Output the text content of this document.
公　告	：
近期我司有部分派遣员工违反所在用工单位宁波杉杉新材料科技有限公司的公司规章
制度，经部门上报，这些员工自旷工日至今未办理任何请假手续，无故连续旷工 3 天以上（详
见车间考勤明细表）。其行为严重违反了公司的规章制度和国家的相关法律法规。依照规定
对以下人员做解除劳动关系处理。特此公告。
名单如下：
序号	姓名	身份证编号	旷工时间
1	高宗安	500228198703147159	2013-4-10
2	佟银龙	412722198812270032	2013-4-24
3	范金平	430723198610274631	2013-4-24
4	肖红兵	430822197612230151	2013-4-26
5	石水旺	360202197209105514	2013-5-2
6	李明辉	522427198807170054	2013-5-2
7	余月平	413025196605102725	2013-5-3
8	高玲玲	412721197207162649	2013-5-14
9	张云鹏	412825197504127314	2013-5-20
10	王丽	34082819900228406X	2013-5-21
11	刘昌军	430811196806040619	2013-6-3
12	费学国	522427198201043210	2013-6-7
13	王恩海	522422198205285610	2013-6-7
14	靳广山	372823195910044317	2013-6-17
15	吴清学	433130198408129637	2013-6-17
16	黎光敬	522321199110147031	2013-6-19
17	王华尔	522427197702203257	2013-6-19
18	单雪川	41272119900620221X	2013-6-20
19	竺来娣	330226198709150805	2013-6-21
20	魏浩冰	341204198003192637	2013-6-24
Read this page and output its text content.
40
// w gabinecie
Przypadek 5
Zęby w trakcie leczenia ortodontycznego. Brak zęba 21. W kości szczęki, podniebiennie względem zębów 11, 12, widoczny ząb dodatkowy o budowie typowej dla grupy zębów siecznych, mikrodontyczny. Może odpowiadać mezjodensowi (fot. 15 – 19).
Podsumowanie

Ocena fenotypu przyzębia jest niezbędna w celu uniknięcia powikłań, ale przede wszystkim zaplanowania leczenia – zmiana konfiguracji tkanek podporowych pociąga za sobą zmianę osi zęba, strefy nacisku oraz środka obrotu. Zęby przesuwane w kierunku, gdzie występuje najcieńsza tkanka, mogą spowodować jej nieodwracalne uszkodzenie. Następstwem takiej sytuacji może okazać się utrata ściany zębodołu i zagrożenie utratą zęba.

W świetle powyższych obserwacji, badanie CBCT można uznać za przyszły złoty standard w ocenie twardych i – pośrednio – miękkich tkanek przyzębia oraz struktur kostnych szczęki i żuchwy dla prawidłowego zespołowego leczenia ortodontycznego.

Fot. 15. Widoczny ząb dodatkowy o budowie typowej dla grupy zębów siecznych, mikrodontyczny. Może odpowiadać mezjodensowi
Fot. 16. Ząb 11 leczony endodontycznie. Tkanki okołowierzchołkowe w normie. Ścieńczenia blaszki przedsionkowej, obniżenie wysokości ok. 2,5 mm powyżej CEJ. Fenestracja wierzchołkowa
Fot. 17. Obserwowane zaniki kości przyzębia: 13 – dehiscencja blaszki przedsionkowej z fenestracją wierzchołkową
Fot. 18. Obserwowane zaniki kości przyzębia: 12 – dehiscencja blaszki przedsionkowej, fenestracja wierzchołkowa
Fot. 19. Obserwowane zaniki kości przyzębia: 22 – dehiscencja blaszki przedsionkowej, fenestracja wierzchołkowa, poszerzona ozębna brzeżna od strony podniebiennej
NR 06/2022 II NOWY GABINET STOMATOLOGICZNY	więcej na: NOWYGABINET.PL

◆ ◆ ◆

**Goal of the exercise:** Show the lines where the word "zaniki" appears in the entries.

**Finished task:**
Fot. 17. Obserwowane zaniki kości przyzębia: 13 – dehiscencja blaszki przedsionkowej z fenestracją wierzchołkową
Fot. 18. Obserwowane zaniki kości przyzębia: 12 – dehiscencja blaszki przedsionkowej, fenestracja wierzchołkowa
Fot. 19. Obserwowane zaniki kości przyzębia: 22 – dehiscencja blaszki przedsionkowej, fenestracja wierzchołkowa, poszerzona ozębna brzeżna od strony podniebiennej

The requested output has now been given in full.